WHAT TO PRODUCE. Please arrange everything from the start of the records down to the line containing "- x-tick-label: 103.7412: [77, 324, 129, 338]", inclusive, as a JSON list of strings with one string per line and blank lines left out.
+++
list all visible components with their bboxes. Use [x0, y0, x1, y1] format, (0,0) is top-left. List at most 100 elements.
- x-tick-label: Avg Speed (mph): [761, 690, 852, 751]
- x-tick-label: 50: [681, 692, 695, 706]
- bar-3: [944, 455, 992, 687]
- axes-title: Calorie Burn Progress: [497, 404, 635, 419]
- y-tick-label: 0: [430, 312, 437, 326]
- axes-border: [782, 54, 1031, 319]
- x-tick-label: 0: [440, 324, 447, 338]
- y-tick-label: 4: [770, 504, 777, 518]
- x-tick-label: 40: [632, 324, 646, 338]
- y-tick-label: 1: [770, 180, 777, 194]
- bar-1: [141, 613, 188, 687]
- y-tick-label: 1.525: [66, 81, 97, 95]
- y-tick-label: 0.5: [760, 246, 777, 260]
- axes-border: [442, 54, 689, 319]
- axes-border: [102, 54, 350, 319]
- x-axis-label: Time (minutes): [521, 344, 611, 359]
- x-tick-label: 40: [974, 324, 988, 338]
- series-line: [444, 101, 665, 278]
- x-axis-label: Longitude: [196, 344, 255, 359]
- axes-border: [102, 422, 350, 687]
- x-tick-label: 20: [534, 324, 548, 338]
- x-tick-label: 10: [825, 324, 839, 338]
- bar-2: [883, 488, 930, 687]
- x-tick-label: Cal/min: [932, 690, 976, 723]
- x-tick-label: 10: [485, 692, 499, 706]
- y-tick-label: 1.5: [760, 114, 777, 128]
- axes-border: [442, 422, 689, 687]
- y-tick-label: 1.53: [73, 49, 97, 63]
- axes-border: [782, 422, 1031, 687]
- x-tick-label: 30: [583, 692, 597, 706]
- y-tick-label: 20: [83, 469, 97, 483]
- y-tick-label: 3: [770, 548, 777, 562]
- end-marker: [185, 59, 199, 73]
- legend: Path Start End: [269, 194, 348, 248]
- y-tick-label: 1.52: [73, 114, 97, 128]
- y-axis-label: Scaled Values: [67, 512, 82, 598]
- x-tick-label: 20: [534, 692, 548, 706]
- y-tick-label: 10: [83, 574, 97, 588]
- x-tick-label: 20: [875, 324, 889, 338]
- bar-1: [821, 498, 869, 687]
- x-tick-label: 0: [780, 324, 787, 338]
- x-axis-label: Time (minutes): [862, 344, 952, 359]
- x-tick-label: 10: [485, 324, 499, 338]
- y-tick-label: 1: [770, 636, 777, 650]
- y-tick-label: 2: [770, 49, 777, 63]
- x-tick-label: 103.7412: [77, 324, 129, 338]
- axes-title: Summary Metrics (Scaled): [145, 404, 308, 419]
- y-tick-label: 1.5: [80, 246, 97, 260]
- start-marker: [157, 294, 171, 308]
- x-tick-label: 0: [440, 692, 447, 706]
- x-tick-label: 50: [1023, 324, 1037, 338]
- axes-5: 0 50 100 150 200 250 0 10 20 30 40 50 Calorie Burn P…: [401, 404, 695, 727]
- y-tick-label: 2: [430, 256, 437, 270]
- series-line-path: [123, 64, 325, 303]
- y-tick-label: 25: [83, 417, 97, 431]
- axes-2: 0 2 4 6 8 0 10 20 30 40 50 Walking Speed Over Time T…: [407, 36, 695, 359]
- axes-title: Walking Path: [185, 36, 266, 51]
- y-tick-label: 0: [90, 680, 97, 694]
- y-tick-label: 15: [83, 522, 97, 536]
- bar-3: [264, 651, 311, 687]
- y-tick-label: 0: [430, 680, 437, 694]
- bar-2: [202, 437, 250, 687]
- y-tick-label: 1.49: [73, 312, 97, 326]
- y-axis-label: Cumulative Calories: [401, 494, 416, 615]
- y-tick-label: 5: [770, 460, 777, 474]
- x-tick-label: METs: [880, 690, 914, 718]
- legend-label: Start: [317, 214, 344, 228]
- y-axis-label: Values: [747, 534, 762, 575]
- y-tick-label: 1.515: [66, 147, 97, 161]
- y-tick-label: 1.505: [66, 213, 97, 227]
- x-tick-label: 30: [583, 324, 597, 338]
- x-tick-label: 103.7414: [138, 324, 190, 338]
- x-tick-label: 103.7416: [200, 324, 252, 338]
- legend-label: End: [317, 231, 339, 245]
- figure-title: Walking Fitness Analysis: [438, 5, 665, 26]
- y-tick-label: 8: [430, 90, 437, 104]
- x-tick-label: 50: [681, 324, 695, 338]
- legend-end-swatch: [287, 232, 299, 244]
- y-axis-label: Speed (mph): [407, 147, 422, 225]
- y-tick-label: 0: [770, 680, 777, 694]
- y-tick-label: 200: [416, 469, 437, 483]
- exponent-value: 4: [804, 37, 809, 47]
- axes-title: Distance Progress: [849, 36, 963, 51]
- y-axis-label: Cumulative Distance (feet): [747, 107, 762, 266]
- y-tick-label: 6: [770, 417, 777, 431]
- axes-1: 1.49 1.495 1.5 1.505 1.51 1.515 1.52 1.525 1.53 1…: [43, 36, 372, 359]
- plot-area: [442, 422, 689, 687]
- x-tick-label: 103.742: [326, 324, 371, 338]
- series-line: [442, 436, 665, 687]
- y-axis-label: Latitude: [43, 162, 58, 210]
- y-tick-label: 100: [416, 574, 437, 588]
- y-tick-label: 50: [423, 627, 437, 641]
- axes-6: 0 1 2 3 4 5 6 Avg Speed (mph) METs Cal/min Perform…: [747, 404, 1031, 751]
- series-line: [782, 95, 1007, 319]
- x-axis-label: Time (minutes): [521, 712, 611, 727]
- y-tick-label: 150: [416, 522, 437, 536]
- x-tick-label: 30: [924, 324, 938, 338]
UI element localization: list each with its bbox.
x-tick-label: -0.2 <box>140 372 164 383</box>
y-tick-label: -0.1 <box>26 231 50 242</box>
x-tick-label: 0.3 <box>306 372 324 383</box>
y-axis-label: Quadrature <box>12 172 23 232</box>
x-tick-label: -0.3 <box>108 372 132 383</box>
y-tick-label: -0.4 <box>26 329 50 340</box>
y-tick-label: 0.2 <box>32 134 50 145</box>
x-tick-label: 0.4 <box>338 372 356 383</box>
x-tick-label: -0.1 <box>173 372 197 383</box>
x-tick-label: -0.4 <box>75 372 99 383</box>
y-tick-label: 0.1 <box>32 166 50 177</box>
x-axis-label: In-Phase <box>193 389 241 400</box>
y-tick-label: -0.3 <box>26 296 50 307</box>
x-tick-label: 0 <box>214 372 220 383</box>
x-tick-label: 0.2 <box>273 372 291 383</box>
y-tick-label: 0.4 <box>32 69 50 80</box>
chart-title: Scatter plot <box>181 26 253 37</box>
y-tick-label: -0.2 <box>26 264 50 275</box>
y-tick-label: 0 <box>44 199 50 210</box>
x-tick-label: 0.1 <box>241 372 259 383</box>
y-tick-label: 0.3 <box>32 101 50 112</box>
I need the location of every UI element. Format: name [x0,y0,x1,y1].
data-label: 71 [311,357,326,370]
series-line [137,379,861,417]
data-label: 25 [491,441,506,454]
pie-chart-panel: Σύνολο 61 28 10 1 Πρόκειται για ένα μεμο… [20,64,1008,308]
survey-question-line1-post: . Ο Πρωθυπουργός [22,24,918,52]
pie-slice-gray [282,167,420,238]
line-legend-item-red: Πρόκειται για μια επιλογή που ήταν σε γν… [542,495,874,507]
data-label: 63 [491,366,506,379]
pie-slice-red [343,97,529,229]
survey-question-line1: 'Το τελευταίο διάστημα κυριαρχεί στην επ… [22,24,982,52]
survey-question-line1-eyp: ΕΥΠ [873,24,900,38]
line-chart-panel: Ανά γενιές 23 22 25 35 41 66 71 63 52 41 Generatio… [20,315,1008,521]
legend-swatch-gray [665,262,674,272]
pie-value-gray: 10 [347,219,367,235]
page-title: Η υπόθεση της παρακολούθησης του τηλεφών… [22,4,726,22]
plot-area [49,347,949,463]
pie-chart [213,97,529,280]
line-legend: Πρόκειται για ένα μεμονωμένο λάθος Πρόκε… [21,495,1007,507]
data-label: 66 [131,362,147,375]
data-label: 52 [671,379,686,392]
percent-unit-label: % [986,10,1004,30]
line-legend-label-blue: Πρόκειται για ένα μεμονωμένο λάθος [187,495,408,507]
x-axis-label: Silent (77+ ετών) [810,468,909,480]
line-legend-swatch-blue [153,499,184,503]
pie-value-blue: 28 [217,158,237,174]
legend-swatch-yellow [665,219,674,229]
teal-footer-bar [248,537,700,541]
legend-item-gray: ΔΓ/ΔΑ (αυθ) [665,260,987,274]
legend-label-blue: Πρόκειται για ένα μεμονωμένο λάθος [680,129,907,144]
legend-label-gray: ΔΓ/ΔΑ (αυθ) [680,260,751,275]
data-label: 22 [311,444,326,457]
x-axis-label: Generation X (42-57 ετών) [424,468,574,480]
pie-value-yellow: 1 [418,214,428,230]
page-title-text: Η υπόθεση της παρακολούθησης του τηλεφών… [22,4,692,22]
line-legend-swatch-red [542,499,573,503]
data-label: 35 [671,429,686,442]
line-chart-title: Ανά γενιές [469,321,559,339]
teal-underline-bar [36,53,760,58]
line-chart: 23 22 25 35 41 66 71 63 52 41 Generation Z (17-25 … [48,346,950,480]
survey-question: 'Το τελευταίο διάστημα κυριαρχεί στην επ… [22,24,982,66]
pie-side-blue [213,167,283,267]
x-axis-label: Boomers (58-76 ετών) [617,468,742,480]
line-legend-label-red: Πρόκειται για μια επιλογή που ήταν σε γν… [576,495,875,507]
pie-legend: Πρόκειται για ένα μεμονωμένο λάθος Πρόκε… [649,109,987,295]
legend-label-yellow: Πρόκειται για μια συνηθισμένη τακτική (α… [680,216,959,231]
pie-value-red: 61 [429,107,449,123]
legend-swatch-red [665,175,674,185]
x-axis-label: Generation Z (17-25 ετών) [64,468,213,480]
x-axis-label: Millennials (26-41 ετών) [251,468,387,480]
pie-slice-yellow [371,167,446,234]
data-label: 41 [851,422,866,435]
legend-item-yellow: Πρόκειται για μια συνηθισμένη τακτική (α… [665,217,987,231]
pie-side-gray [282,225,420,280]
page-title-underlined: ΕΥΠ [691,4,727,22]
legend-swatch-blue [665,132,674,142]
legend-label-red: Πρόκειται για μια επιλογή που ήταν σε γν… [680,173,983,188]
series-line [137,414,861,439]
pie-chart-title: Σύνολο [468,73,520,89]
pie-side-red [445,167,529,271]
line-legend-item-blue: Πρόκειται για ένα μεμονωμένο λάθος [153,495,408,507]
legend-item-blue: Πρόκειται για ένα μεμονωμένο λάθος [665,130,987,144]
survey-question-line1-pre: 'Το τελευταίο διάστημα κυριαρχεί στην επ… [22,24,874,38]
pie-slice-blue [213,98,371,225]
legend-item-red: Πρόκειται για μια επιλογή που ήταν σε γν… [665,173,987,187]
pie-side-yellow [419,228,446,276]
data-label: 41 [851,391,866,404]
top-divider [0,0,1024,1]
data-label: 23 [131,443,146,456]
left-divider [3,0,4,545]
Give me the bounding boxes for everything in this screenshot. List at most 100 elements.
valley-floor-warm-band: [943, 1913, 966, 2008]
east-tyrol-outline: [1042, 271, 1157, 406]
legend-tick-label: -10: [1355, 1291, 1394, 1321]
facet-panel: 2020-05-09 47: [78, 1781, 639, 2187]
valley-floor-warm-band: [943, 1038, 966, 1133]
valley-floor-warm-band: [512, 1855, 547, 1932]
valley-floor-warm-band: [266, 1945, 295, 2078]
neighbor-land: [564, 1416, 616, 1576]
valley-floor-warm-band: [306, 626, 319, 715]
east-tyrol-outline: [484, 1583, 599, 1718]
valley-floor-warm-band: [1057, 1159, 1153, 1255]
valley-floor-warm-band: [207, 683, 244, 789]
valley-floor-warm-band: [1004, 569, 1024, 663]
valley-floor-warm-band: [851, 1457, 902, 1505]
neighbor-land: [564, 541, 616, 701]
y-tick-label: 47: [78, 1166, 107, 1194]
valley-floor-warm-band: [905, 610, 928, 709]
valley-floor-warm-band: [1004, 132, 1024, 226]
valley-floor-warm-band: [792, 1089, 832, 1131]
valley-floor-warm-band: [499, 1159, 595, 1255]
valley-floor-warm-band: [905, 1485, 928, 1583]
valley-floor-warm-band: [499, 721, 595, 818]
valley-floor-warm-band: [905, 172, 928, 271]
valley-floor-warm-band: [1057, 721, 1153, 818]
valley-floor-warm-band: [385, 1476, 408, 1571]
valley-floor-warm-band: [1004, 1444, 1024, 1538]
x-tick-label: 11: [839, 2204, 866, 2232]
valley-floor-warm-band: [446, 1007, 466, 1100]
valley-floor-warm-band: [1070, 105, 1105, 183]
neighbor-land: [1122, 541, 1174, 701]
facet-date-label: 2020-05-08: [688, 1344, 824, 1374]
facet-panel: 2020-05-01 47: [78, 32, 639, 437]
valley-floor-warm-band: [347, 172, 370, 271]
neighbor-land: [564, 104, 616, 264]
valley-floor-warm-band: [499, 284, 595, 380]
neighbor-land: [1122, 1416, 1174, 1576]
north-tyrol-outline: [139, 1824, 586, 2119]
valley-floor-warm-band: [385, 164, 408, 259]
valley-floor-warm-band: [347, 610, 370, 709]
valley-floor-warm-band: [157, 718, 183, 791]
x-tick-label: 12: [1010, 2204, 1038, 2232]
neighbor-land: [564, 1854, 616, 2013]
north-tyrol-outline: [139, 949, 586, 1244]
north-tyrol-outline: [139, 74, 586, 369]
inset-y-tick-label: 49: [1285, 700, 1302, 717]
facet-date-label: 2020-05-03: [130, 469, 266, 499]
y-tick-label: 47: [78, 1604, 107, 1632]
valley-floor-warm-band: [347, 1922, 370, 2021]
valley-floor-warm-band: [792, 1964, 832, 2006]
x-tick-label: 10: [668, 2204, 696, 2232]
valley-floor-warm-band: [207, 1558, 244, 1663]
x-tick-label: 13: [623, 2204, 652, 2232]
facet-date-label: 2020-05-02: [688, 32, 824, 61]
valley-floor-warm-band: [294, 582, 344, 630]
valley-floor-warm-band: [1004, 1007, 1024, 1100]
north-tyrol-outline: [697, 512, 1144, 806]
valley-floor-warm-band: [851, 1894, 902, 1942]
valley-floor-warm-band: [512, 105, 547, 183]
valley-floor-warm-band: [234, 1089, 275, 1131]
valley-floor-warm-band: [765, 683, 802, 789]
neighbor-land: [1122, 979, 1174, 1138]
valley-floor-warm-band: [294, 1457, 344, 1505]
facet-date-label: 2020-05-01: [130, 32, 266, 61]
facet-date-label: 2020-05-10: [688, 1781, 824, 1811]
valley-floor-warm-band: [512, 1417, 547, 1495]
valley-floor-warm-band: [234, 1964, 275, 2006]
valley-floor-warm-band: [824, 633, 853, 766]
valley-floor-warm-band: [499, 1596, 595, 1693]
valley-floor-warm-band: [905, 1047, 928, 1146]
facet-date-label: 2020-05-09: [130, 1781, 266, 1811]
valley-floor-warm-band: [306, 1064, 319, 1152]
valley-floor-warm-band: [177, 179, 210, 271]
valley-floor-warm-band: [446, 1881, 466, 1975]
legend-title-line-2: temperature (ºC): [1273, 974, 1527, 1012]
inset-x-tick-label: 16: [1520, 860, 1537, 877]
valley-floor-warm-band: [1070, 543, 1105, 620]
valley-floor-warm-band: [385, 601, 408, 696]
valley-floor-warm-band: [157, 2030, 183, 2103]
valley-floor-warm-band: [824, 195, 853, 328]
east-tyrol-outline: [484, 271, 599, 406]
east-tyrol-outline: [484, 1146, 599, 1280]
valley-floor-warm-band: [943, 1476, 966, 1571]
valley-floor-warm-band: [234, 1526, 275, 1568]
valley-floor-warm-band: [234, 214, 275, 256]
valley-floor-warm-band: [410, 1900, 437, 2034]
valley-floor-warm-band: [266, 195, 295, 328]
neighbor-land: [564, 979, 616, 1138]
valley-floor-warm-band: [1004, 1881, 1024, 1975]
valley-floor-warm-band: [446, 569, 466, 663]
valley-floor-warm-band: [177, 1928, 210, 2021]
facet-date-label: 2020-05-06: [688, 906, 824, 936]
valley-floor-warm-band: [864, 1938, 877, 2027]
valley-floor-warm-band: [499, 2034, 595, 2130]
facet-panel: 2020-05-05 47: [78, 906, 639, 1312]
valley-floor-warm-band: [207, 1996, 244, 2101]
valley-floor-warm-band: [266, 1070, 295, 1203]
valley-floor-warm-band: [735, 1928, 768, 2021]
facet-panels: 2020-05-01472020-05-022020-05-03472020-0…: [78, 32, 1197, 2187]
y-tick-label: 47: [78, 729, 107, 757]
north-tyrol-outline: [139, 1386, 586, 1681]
+++
FINISHED EXERCISE.
[
  "list all visible components with their bboxes. Use [x0, y0, x1, y1] format, (0,0) is top-left. List at most 100 elements.",
  "- x-tick-label: Avg Speed (mph): [761, 690, 852, 751]",
  "- x-tick-label: 50: [681, 692, 695, 706]",
  "- bar-3: [944, 455, 992, 687]",
  "- axes-title: Calorie Burn Progress: [497, 404, 635, 419]",
  "- y-tick-label: 0: [430, 312, 437, 326]",
  "- axes-border: [782, 54, 1031, 319]",
  "- x-tick-label: 0: [440, 324, 447, 338]",
  "- y-tick-label: 4: [770, 504, 777, 518]",
  "- x-tick-label: 40: [632, 324, 646, 338]",
  "- y-tick-label: 1: [770, 180, 777, 194]",
  "- bar-1: [141, 613, 188, 687]",
  "- y-tick-label: 1.525: [66, 81, 97, 95]",
  "- y-tick-label: 0.5: [760, 246, 777, 260]",
  "- axes-border: [442, 54, 689, 319]",
  "- axes-border: [102, 54, 350, 319]",
  "- x-axis-label: Time (minutes): [521, 344, 611, 359]",
  "- x-tick-label: 40: [974, 324, 988, 338]",
  "- series-line: [444, 101, 665, 278]",
  "- x-axis-label: Longitude: [196, 344, 255, 359]",
  "- axes-border: [102, 422, 350, 687]",
  "- x-tick-label: 20: [534, 324, 548, 338]",
  "- x-tick-label: 10: [825, 324, 839, 338]",
  "- bar-2: [883, 488, 930, 687]",
  "- x-tick-label: Cal/min: [932, 690, 976, 723]",
  "- x-tick-label: 10: [485, 692, 499, 706]",
  "- y-tick-label: 1.5: [760, 114, 777, 128]",
  "- axes-border: [442, 422, 689, 687]",
  "- y-tick-label: 1.53: [73, 49, 97, 63]",
  "- axes-border: [782, 422, 1031, 687]",
  "- x-tick-label: 30: [583, 692, 597, 706]",
  "- y-tick-label: 20: [83, 469, 97, 483]",
  "- y-tick-label: 3: [770, 548, 777, 562]",
  "- end-marker: [185, 59, 199, 73]",
  "- legend: Path Start End: [269, 194, 348, 248]",
  "- y-tick-label: 1.52: [73, 114, 97, 128]",
  "- y-axis-label: Scaled Values: [67, 512, 82, 598]",
  "- x-tick-label: 20: [534, 692, 548, 706]",
  "- y-tick-label: 10: [83, 574, 97, 588]",
  "- x-tick-label: 20: [875, 324, 889, 338]",
  "- bar-1: [821, 498, 869, 687]",
  "- x-tick-label: 0: [780, 324, 787, 338]",
  "- x-axis-label: Time (minutes): [862, 344, 952, 359]",
  "- x-tick-label: 10: [485, 324, 499, 338]",
  "- y-tick-label: 1: [770, 636, 777, 650]",
  "- y-tick-label: 2: [770, 49, 777, 63]",
  "- x-tick-label: 103.7412: [77, 324, 129, 338]"
]